_Records for this task_
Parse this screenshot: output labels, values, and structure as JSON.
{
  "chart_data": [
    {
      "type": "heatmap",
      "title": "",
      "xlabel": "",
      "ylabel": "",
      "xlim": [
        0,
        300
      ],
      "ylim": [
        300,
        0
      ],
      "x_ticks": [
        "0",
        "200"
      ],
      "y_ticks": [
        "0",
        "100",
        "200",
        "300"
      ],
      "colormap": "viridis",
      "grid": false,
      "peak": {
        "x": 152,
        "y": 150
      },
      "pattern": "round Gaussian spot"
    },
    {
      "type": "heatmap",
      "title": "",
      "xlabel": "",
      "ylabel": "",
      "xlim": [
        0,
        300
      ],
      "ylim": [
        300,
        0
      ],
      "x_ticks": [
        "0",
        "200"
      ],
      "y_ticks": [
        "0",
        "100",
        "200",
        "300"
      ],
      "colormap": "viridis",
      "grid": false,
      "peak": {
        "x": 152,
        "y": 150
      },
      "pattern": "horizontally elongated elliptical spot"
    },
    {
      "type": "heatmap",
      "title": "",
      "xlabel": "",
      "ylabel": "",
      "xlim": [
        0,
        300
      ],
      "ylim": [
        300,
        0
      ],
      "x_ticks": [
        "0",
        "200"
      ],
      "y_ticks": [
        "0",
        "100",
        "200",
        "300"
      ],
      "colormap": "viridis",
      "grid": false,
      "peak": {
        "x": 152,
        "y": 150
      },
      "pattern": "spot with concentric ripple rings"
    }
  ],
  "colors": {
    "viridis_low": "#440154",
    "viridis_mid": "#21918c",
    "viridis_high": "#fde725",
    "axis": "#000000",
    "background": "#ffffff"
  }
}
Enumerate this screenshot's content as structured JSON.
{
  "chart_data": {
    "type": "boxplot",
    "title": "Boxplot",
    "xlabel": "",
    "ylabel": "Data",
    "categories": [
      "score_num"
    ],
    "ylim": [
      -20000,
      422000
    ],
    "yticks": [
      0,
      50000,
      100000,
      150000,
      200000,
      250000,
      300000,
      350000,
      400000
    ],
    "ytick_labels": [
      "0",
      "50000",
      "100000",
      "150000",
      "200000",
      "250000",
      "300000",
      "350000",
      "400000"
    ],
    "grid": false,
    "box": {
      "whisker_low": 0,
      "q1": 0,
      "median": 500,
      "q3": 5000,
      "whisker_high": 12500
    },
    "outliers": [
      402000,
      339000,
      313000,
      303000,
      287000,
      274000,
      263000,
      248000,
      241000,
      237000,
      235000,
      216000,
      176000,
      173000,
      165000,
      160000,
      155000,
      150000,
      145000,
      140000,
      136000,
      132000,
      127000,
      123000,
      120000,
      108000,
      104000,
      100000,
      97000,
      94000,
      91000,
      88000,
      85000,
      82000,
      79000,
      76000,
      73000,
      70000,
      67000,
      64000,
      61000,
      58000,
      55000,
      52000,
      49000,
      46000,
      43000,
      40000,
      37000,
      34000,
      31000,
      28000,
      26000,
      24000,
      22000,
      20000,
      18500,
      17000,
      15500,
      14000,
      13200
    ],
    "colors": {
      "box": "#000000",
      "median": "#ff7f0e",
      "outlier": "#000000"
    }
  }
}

_Your instructions_
Each line in the material above must be retyped without alteration.

_Exercise output_
Parse this screenshot: output labels, values, and structure as JSON.
{
  "chart_data": [
    {
      "type": "heatmap",
      "title": "",
      "xlabel": "",
      "ylabel": "",
      "xlim": [
        0,
        300
      ],
      "ylim": [
        300,
        0
      ],
      "x_ticks": [
        "0",
        "200"
      ],
      "y_ticks": [
        "0",
        "100",
        "200",
        "300"
      ],
      "colormap": "viridis",
      "grid": false,
      "peak": {
        "x": 152,
        "y": 150
      },
      "pattern": "round Gaussian spot"
    },
    {
      "type": "heatmap",
      "title": "",
      "xlabel": "",
      "ylabel": "",
      "xlim": [
        0,
        300
      ],
      "ylim": [
        300,
        0
      ],
      "x_ticks": [
        "0",
        "200"
      ],
      "y_ticks": [
        "0",
        "100",
        "200",
        "300"
      ],
      "colormap": "viridis",
      "grid": false,
      "peak": {
        "x": 152,
        "y": 150
      },
      "pattern": "horizontally elongated elliptical spot"
    },
    {
      "type": "heatmap",
      "title": "",
      "xlabel": "",
      "ylabel": "",
      "xlim": [
        0,
        300
      ],
      "ylim": [
        300,
        0
      ],
      "x_ticks": [
        "0",
        "200"
      ],
      "y_ticks": [
        "0",
        "100",
        "200",
        "300"
      ],
      "colormap": "viridis",
      "grid": false,
      "peak": {
        "x": 152,
        "y": 150
      },
      "pattern": "spot with concentric ripple rings"
    }
  ],
  "colors": {
    "viridis_low": "#440154",
    "viridis_mid": "#21918c",
    "viridis_high": "#fde725",
    "axis": "#000000",
    "background": "#ffffff"
  }
}
Enumerate this screenshot's content as structured JSON.
{
  "chart_data": {
    "type": "boxplot",
    "title": "Boxplot",
    "xlabel": "",
    "ylabel": "Data",
    "categories": [
      "score_num"
    ],
    "ylim": [
      -20000,
      422000
    ],
    "yticks": [
      0,
      50000,
      100000,
      150000,
      200000,
      250000,
      300000,
      350000,
      400000
    ],
    "ytick_labels": [
      "0",
      "50000",
      "100000",
      "150000",
      "200000",
      "250000",
      "300000",
      "350000",
      "400000"
    ],
    "grid": false,
    "box": {
      "whisker_low": 0,
      "q1": 0,
      "median": 500,
      "q3": 5000,
      "whisker_high": 12500
    },
    "outliers": [
      402000,
      339000,
      313000,
      303000,
      287000,
      274000,
      263000,
      248000,
      241000,
      237000,
      235000,
      216000,
      176000,
      173000,
      165000,
      160000,
      155000,
      150000,
      145000,
      140000,
      136000,
      132000,
      127000,
      123000,
      120000,
      108000,
      104000,
      100000,
      97000,
      94000,
      91000,
      88000,
      85000,
      82000,
      79000,
      76000,
      73000,
      70000,
      67000,
      64000,
      61000,
      58000,
      55000,
      52000,
      49000,
      46000,
      43000,
      40000,
      37000,
      34000,
      31000,
      28000,
      26000,
      24000,
      22000,
      20000,
      18500,
      17000,
      15500,
      14000,
      13200
    ],
    "colors": {
      "box": "#000000",
      "median": "#ff7f0e",
      "outlier": "#000000"
    }
  }
}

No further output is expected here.